| Short problem |
Print out every line, exactly as written.

Data entries:
+++
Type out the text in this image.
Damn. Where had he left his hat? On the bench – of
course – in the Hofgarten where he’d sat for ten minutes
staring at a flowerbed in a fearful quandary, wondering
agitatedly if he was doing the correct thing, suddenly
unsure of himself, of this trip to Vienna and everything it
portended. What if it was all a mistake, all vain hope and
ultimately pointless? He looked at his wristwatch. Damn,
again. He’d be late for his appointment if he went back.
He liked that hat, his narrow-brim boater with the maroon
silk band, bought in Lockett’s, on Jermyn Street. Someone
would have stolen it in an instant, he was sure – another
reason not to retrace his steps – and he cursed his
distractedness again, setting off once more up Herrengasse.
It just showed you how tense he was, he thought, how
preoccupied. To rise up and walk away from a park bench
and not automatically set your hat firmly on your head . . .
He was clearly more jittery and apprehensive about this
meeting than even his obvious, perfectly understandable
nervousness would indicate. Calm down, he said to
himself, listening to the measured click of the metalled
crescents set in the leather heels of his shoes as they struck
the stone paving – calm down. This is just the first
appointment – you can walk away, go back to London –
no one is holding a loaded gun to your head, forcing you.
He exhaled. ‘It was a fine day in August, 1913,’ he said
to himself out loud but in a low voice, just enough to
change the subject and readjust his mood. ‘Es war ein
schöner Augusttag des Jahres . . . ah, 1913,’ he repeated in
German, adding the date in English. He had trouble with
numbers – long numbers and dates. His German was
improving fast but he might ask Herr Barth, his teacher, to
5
+++
| Written response |
Type out the text in this image.
Damn. Where had he left his hat? On the bench – of
course – in the Hofgarten where he’d sat for ten minutes
staring at a flowerbed in a fearful quandary, wondering
agitatedly if he was doing the correct thing, suddenly
unsure of himself, of this trip to Vienna and everything it
portended. What if it was all a mistake, all vain hope and
ultimately pointless? He looked at his wristwatch. Damn,
again. He’d be late for his appointment if he went back.
He liked that hat, his narrow-brim boater with the maroon
silk band, bought in Lockett’s, on Jermyn Street. Someone
would have stolen it in an instant, he was sure – another
reason not to retrace his steps – and he cursed his
distractedness again, setting off once more up Herrengasse.
It just showed you how tense he was, he thought, how
preoccupied. To rise up and walk away from a park bench
and not automatically set your hat firmly on your head . . .
He was clearly more jittery and apprehensive about this
meeting than even his obvious, perfectly understandable
nervousness would indicate. Calm down, he said to
himself, listening to the measured click of the metalled
crescents set in the leather heels of his shoes as they struck
the stone paving – calm down. This is just the first
appointment – you can walk away, go back to London –
no one is holding a loaded gun to your head, forcing you.
He exhaled. ‘It was a fine day in August, 1913,’ he said
to himself out loud but in a low voice, just enough to
change the subject and readjust his mood. ‘Es war ein
schöner Augusttag des Jahres . . . ah, 1913,’ he repeated in
German, adding the date in English. He had trouble with
numbers – long numbers and dates. His German was
improving fast but he might ask Herr Barth, his teacher, to
5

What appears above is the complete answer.